→ **Aim of the exercise**:
Read the records and write them out again exactly.

→ **Data**:
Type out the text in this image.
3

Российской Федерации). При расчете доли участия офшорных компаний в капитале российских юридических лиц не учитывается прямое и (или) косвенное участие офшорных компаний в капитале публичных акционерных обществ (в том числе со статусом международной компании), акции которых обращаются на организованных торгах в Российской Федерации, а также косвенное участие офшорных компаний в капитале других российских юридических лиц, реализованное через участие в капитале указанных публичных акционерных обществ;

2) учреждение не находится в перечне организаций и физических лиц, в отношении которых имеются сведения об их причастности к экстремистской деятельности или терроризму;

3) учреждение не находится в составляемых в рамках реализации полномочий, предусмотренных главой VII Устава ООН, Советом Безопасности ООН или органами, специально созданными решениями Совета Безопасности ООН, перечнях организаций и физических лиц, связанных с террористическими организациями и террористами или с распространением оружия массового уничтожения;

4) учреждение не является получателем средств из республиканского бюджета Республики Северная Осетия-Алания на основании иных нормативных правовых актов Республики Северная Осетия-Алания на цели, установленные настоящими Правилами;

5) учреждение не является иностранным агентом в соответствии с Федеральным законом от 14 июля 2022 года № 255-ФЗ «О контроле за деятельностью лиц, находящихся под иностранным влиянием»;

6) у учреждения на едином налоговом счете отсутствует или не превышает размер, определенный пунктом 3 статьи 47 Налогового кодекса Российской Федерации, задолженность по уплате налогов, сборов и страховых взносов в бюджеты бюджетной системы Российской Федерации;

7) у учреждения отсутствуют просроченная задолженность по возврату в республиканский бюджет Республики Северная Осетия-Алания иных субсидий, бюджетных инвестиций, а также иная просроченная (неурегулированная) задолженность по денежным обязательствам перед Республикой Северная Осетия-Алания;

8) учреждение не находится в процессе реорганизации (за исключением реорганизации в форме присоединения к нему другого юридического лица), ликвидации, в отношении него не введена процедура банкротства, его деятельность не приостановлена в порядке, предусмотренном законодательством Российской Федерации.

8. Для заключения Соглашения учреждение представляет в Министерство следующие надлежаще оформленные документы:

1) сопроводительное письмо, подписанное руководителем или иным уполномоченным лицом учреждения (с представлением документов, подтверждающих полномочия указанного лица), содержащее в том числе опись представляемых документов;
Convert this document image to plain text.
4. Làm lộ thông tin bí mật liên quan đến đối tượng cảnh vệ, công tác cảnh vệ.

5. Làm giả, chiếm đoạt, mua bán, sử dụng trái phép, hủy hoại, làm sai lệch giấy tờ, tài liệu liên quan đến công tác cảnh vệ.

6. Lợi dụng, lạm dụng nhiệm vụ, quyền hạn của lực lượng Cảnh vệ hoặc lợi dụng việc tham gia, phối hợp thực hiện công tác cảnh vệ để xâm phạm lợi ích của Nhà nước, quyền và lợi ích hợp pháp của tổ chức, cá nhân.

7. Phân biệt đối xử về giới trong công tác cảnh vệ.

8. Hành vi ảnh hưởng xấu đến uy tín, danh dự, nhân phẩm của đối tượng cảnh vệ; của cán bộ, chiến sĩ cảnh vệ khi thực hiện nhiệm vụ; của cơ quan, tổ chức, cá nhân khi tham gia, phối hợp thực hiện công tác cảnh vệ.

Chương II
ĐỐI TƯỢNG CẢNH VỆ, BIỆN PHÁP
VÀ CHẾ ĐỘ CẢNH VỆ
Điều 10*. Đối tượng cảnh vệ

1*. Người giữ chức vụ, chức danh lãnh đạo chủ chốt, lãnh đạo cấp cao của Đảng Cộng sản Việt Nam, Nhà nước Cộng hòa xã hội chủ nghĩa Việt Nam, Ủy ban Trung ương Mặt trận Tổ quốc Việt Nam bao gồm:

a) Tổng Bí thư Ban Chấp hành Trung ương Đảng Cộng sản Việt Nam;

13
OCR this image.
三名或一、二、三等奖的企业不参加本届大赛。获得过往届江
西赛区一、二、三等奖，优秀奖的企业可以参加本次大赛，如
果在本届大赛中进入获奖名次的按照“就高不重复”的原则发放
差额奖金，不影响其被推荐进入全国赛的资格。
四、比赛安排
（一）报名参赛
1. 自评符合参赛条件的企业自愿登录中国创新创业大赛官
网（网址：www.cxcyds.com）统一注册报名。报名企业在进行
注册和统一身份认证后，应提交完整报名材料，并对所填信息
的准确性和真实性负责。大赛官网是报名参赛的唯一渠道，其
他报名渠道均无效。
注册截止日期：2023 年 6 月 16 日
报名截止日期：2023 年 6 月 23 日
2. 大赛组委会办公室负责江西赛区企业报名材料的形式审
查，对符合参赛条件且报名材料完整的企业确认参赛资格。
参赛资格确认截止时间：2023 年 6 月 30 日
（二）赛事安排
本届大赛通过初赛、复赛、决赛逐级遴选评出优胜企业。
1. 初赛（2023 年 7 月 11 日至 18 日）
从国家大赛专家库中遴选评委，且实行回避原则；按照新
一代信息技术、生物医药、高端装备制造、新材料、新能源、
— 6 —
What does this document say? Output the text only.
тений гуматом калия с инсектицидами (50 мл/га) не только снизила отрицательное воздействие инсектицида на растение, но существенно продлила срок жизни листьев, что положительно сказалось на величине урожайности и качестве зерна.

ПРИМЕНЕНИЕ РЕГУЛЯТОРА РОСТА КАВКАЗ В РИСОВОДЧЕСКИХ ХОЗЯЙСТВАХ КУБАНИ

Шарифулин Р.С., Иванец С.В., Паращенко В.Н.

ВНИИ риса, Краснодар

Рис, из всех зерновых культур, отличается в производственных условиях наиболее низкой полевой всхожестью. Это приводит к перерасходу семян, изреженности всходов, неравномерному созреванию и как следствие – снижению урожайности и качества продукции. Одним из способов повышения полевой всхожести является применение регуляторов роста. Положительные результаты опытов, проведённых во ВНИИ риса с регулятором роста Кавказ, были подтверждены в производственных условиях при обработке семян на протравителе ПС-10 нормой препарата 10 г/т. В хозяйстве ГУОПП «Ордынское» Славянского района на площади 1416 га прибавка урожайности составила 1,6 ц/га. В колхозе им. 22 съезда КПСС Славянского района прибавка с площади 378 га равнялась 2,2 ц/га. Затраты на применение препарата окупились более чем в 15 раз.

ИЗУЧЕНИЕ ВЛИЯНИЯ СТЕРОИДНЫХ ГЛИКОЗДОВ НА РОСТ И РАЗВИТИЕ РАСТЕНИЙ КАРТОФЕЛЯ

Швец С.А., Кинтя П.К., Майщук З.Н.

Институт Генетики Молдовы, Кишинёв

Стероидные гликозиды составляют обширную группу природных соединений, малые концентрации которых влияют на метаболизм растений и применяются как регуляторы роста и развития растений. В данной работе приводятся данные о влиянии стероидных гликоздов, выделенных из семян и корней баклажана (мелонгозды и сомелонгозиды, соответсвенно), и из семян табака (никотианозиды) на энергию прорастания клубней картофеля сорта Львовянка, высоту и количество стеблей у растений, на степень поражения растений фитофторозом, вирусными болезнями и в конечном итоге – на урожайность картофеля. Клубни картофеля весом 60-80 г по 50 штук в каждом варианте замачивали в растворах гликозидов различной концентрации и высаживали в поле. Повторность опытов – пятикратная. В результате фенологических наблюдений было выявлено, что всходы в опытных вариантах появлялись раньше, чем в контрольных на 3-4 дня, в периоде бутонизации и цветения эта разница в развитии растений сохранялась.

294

→ **Full answer**:
Type out the text in this image.
3

Российской Федерации). При расчете доли участия офшорных компаний в капитале российских юридических лиц не учитывается прямое и (или) косвенное участие офшорных компаний в капитале публичных акционерных обществ (в том числе со статусом международной компании), акции которых обращаются на организованных торгах в Российской Федерации, а также косвенное участие офшорных компаний в капитале других российских юридических лиц, реализованное через участие в капитале указанных публичных акционерных обществ;

2) учреждение не находится в перечне организаций и физических лиц, в отношении которых имеются сведения об их причастности к экстремистской деятельности или терроризму;

3) учреждение не находится в составляемых в рамках реализации полномочий, предусмотренных главой VII Устава ООН, Советом Безопасности ООН или органами, специально созданными решениями Совета Безопасности ООН, перечнях организаций и физических лиц, связанных с террористическими организациями и террористами или с распространением оружия массового уничтожения;

4) учреждение не является получателем средств из республиканского бюджета Республики Северная Осетия-Алания на основании иных нормативных правовых актов Республики Северная Осетия-Алания на цели, установленные настоящими Правилами;

5) учреждение не является иностранным агентом в соответствии с Федеральным законом от 14 июля 2022 года № 255-ФЗ «О контроле за деятельностью лиц, находящихся под иностранным влиянием»;

6) у учреждения на едином налоговом счете отсутствует или не превышает размер, определенный пунктом 3 статьи 47 Налогового кодекса Российской Федерации, задолженность по уплате налогов, сборов и страховых взносов в бюджеты бюджетной системы Российской Федерации;

7) у учреждения отсутствуют просроченная задолженность по возврату в республиканский бюджет Республики Северная Осетия-Алания иных субсидий, бюджетных инвестиций, а также иная просроченная (неурегулированная) задолженность по денежным обязательствам перед Республикой Северная Осетия-Алания;

8) учреждение не находится в процессе реорганизации (за исключением реорганизации в форме присоединения к нему другого юридического лица), ликвидации, в отношении него не введена процедура банкротства, его деятельность не приостановлена в порядке, предусмотренном законодательством Российской Федерации.

8. Для заключения Соглашения учреждение представляет в Министерство следующие надлежаще оформленные документы:

1) сопроводительное письмо, подписанное руководителем или иным уполномоченным лицом учреждения (с представлением документов, подтверждающих полномочия указанного лица), содержащее в том числе опись представляемых документов;
Convert this document image to plain text.
4. Làm lộ thông tin bí mật liên quan đến đối tượng cảnh vệ, công tác cảnh vệ.

5. Làm giả, chiếm đoạt, mua bán, sử dụng trái phép, hủy hoại, làm sai lệch giấy tờ, tài liệu liên quan đến công tác cảnh vệ.

6. Lợi dụng, lạm dụng nhiệm vụ, quyền hạn của lực lượng Cảnh vệ hoặc lợi dụng việc tham gia, phối hợp thực hiện công tác cảnh vệ để xâm phạm lợi ích của Nhà nước, quyền và lợi ích hợp pháp của tổ chức, cá nhân.

7. Phân biệt đối xử về giới trong công tác cảnh vệ.

8. Hành vi ảnh hưởng xấu đến uy tín, danh dự, nhân phẩm của đối tượng cảnh vệ; của cán bộ, chiến sĩ cảnh vệ khi thực hiện nhiệm vụ; của cơ quan, tổ chức, cá nhân khi tham gia, phối hợp thực hiện công tác cảnh vệ.

Chương II
ĐỐI TƯỢNG CẢNH VỆ, BIỆN PHÁP
VÀ CHẾ ĐỘ CẢNH VỆ
Điều 10*. Đối tượng cảnh vệ

1*. Người giữ chức vụ, chức danh lãnh đạo chủ chốt, lãnh đạo cấp cao của Đảng Cộng sản Việt Nam, Nhà nước Cộng hòa xã hội chủ nghĩa Việt Nam, Ủy ban Trung ương Mặt trận Tổ quốc Việt Nam bao gồm:

a) Tổng Bí thư Ban Chấp hành Trung ương Đảng Cộng sản Việt Nam;

13
OCR this image.
三名或一、二、三等奖的企业不参加本届大赛。获得过往届江
西赛区一、二、三等奖，优秀奖的企业可以参加本次大赛，如
果在本届大赛中进入获奖名次的按照“就高不重复”的原则发放
差额奖金，不影响其被推荐进入全国赛的资格。
四、比赛安排
（一）报名参赛
1. 自评符合参赛条件的企业自愿登录中国创新创业大赛官
网（网址：www.cxcyds.com）统一注册报名。报名企业在进行
注册和统一身份认证后，应提交完整报名材料，并对所填信息
的准确性和真实性负责。大赛官网是报名参赛的唯一渠道，其
他报名渠道均无效。
注册截止日期：2023 年 6 月 16 日
报名截止日期：2023 年 6 月 23 日
2. 大赛组委会办公室负责江西赛区企业报名材料的形式审
查，对符合参赛条件且报名材料完整的企业确认参赛资格。
参赛资格确认截止时间：2023 年 6 月 30 日
（二）赛事安排
本届大赛通过初赛、复赛、决赛逐级遴选评出优胜企业。
1. 初赛（2023 年 7 月 11 日至 18 日）
从国家大赛专家库中遴选评委，且实行回避原则；按照新
一代信息技术、生物医药、高端装备制造、新材料、新能源、
— 6 —
What does this document say? Output the text only.
тений гуматом калия с инсектицидами (50 мл/га) не только снизила отрицательное воздействие инсектицида на растение, но существенно продлила срок жизни листьев, что положительно сказалось на величине урожайности и качестве зерна.

ПРИМЕНЕНИЕ РЕГУЛЯТОРА РОСТА КАВКАЗ В РИСОВОДЧЕСКИХ ХОЗЯЙСТВАХ КУБАНИ

Шарифулин Р.С., Иванец С.В., Паращенко В.Н.

ВНИИ риса, Краснодар

Рис, из всех зерновых культур, отличается в производственных условиях наиболее низкой полевой всхожестью. Это приводит к перерасходу семян, изреженности всходов, неравномерному созреванию и как следствие – снижению урожайности и качества продукции. Одним из способов повышения полевой всхожести является применение регуляторов роста. Положительные результаты опытов, проведённых во ВНИИ риса с регулятором роста Кавказ, были подтверждены в производственных условиях при обработке семян на протравителе ПС-10 нормой препарата 10 г/т. В хозяйстве ГУОПП «Ордынское» Славянского района на площади 1416 га прибавка урожайности составила 1,6 ц/га. В колхозе им. 22 съезда КПСС Славянского района прибавка с площади 378 га равнялась 2,2 ц/га. Затраты на применение препарата окупились более чем в 15 раз.

ИЗУЧЕНИЕ ВЛИЯНИЯ СТЕРОИДНЫХ ГЛИКОЗДОВ НА РОСТ И РАЗВИТИЕ РАСТЕНИЙ КАРТОФЕЛЯ

Швец С.А., Кинтя П.К., Майщук З.Н.

Институт Генетики Молдовы, Кишинёв

Стероидные гликозиды составляют обширную группу природных соединений, малые концентрации которых влияют на метаболизм растений и применяются как регуляторы роста и развития растений. В данной работе приводятся данные о влиянии стероидных гликоздов, выделенных из семян и корней баклажана (мелонгозды и сомелонгозиды, соответсвенно), и из семян табака (никотианозиды) на энергию прорастания клубней картофеля сорта Львовянка, высоту и количество стеблей у растений, на степень поражения растений фитофторозом, вирусными болезнями и в конечном итоге – на урожайность картофеля. Клубни картофеля весом 60-80 г по 50 штук в каждом варианте замачивали в растворах гликозидов различной концентрации и высаживали в поле. Повторность опытов – пятикратная. В результате фенологических наблюдений было выявлено, что всходы в опытных вариантах появлялись раньше, чем в контрольных на 3-4 дня, в периоде бутонизации и цветения эта разница в развитии растений сохранялась.

294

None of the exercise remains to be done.